子を持つ親として、痛ましい限りです。。。。。
また、子連れで山に行く機会の多い者として、考えさせられる事故でした。
九州の山は屋久島以外は全く手付かずなので、個人的には具体的なイメージがわきにくい。。。
えびの高原から韓国岳へのルートは1時間~1時間半で、比較的のぼりやすい山だそうです。
事故のあった31日は好天で、登山客も多かったようです。
おそらく、頂上でお弁当を食べてから下りてくる計画だったのではないかと思います。
「先に行ってくるね」
小学5年生といえば元気の盛り。
親といえども、ついて行くのはなかなかのものだと思います。
妹や祖父の年齢が不明なのですが、その人たちとのペースも合わなかったのではないかと思います。
あまりにゆっくりだと、先に行きたくなる。。。。。。。
周りの人にどんどん追い抜かれるとなおさら。。。。
その辺の抑制が効かないのも子供ならではでしょう。。。。
31日に事故発生。
登山客が多かったにもかかわらず、発生の瞬間を目撃した人はいなかったようです。
もし、家族と一緒のときであったなら。。。。。
少なくとも発生場所は特定できるし、死亡推定時刻が1日だったこと、死因が低体温症であったことなどから、別の展開があったことは容易に想像できます。
えびの高原の2日午前8時の気温は4度だったそうです。
この事故の少し前に、大山に行ってきました。
標高はほぼ韓国岳とほぼ同じですが、正午ごろの頂上の気温は1ケタでした。
朝夕はかなり冷え込んだと思われます。
子供と歩いていて思うこと。
思わぬほうへ行こうとする、思わぬところでコケる・・・・・。
+ + +
# やること
上にある韓国岳の登山事故についての文章を、最後の一文の後から書き継いでください。

# データ欄
+ + +
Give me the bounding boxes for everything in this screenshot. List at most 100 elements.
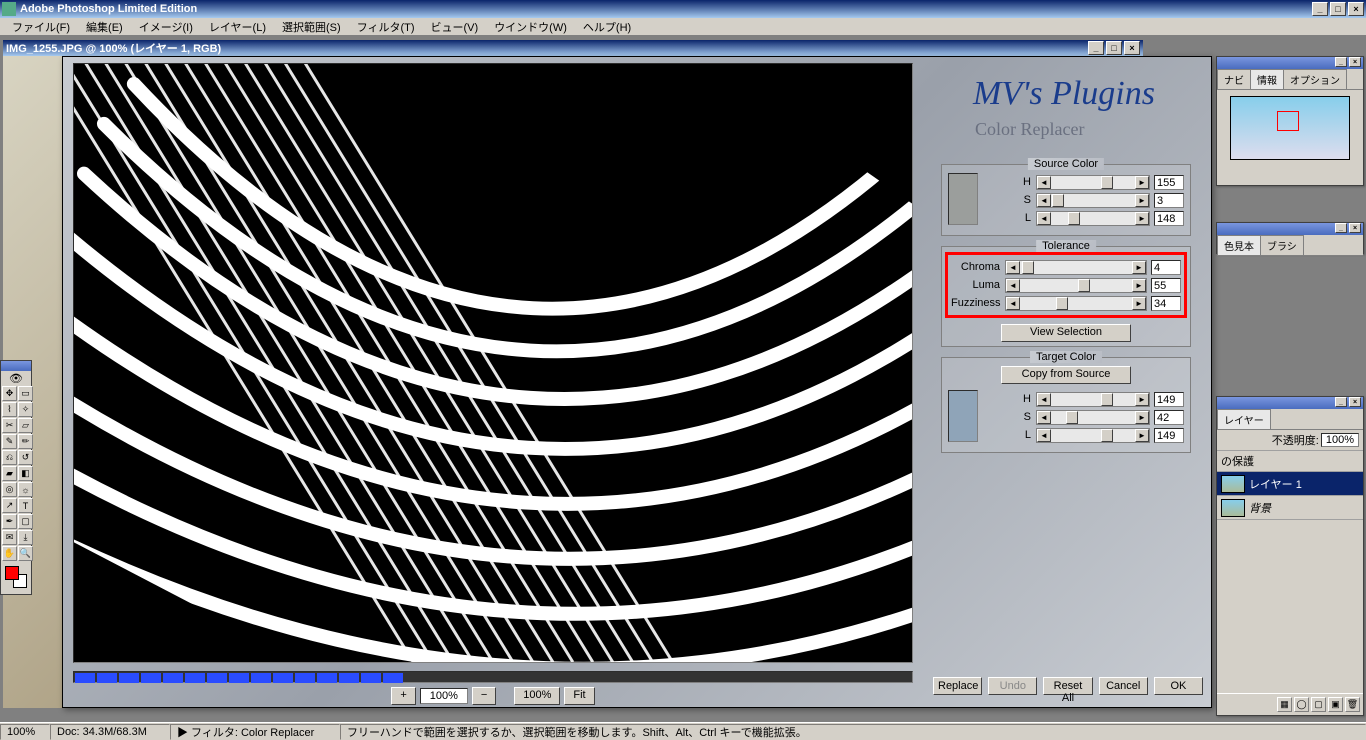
+ + +
# 解答
まさに「思わぬこと」の連続です。
フラフラと崖の方へ行くのを何度ひきとめたことやら。。。。
やはり、常に一緒に行動することが一番大事なことだと思いました。
一方で、親は衰えゆくのみですが、子供は成長まっしぐら。
親にとっては、体力的にだんだんきつくなっていくことも間違いありません。
それでもなお・・・・・一緒に行動できる方法を考える必要があると思いました。
また、防寒着や食糧は毎回多めに持っていくようにしているのですが、実際には親がいないと役に立ちません。
持っていくものが弁当と上着だけだったら、何かあった時に対処できないことは言うまでもありません。
個人的には、ウチはまだなんとか一緒に行けるように思います。
(そろそろ嫁さんはキツいなんて言ってますが・・・・)
ですが、自分の体調・体力の管理も、重要になってくるんだなぁ・・・と、気を引き締める必要がありそうです。
登山者の高齢化が問題視されて何年にもなります。
子連れ・家族での登山というのは、この問題への一つの答えかもしれません。
ただ、大人だけのパーティーで行くのと比べると、気を配ることがはるかに多く、疲れることもしばしばあります。
ですが、笑顔で「また行こうね」と言われれば、「よっしゃ!」となるものでもあります。
一方で、リーダーやガイドなどの責任とは全く違う「保護者としての責任」という、とてつもなく重いものがある。。。。。
改めてそう思った事故でした。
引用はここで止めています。